Data for this exercise
☆ ☆ ☆ ☆
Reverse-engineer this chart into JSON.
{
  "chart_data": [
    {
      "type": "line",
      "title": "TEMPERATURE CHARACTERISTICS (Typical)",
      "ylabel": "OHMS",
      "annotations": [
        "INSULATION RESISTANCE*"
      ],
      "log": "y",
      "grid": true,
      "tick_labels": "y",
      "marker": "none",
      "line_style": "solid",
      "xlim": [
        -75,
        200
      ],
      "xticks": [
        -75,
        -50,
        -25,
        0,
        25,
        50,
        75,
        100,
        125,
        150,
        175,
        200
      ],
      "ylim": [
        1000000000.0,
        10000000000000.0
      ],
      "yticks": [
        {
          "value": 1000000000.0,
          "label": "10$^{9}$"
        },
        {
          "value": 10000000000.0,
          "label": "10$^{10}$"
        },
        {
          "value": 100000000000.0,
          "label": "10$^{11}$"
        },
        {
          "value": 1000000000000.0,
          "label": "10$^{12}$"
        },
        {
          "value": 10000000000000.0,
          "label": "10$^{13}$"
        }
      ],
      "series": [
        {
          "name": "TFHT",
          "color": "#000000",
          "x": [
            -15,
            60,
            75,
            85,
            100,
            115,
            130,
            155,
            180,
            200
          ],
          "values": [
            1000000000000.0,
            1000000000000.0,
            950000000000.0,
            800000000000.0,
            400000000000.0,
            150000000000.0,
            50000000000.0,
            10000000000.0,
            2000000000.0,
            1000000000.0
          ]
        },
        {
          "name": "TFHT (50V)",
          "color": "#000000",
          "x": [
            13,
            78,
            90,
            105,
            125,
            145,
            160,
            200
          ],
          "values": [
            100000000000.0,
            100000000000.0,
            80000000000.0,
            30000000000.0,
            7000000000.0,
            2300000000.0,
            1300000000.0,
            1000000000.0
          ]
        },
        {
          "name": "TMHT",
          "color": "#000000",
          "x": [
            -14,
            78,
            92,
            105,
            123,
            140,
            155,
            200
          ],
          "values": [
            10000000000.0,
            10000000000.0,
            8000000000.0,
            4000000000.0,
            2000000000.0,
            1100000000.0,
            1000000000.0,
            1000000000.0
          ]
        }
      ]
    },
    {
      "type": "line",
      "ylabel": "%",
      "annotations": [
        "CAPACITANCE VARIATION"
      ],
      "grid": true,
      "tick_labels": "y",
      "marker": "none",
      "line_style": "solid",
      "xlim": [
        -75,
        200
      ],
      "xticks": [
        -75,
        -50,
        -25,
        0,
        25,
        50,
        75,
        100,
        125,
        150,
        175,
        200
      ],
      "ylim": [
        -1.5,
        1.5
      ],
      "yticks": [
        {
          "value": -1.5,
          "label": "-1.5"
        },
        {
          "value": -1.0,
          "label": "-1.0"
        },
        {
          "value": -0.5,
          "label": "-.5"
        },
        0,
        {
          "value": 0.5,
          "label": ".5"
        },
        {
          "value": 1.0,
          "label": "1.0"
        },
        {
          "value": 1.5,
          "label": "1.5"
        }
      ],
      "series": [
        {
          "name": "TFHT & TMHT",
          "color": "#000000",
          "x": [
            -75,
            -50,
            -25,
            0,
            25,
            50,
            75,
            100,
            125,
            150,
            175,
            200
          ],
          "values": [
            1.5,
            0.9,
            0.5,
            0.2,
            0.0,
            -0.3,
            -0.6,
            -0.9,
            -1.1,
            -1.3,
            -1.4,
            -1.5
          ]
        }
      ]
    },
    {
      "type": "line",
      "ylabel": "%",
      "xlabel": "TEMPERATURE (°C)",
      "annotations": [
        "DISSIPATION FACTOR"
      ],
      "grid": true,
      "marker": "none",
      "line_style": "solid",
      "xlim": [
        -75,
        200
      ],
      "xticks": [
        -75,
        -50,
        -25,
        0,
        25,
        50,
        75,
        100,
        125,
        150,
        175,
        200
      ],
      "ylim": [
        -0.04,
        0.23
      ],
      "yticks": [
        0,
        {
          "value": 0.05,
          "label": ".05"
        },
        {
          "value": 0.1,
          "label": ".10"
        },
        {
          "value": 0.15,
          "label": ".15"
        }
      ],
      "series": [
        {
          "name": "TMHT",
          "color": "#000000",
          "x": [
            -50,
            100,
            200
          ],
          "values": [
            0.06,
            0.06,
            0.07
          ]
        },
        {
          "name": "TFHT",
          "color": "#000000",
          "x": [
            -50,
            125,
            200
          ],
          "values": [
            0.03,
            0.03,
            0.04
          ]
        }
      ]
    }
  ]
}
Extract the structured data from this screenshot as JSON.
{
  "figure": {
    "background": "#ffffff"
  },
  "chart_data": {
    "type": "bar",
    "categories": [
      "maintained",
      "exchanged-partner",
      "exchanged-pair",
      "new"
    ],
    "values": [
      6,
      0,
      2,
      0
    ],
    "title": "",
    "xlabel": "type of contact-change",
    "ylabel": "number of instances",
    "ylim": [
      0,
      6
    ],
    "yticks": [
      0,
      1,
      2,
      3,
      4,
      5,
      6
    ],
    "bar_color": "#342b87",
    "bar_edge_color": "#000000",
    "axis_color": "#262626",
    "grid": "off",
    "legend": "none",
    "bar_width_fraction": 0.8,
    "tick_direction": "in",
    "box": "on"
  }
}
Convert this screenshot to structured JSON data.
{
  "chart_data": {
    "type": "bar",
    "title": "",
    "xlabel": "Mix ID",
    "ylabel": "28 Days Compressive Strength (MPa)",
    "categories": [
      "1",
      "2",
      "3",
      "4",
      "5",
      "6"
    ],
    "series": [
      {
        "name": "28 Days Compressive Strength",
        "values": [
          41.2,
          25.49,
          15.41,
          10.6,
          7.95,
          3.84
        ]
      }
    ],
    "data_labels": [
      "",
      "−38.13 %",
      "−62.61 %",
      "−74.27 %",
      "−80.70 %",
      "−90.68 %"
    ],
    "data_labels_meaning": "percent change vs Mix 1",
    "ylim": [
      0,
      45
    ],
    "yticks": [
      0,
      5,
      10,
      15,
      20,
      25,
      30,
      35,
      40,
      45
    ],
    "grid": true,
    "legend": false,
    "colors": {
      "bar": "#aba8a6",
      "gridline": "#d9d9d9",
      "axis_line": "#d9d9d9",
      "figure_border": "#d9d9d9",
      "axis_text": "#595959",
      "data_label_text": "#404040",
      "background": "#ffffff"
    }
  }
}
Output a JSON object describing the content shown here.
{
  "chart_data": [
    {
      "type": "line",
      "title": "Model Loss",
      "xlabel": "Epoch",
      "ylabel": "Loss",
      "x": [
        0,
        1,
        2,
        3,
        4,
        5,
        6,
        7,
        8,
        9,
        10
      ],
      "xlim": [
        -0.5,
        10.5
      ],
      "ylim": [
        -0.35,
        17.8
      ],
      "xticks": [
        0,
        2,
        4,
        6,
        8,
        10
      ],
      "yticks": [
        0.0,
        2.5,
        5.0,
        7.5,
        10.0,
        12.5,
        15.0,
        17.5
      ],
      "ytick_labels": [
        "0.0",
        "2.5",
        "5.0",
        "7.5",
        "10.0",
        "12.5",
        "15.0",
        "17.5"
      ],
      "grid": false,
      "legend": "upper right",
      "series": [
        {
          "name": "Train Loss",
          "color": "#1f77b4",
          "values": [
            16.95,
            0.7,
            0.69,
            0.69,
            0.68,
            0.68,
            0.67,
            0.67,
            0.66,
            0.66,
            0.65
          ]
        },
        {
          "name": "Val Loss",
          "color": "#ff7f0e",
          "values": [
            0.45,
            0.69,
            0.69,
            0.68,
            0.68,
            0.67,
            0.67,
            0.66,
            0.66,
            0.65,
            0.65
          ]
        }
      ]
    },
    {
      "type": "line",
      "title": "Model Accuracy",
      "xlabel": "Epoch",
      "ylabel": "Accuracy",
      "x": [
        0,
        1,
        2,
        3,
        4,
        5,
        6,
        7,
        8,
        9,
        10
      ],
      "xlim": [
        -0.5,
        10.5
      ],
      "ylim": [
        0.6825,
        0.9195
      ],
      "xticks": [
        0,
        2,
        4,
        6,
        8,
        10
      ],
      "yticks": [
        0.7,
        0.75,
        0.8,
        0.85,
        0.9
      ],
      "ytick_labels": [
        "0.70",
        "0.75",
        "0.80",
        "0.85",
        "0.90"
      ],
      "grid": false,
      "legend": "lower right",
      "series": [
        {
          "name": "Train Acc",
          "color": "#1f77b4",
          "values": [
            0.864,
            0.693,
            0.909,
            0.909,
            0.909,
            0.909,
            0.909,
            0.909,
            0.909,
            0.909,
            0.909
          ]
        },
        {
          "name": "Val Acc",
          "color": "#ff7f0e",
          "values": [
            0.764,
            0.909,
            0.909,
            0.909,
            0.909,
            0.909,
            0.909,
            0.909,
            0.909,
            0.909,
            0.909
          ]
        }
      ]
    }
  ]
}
☆ ☆ ☆ ☆
Task to carry out
The lines to collect are those holding the string "TFHT"; copy them all.

Exercise result
          "name": "TFHT",
          "name": "TFHT (50V)",
          "name": "TFHT & TMHT",
          "name": "TFHT",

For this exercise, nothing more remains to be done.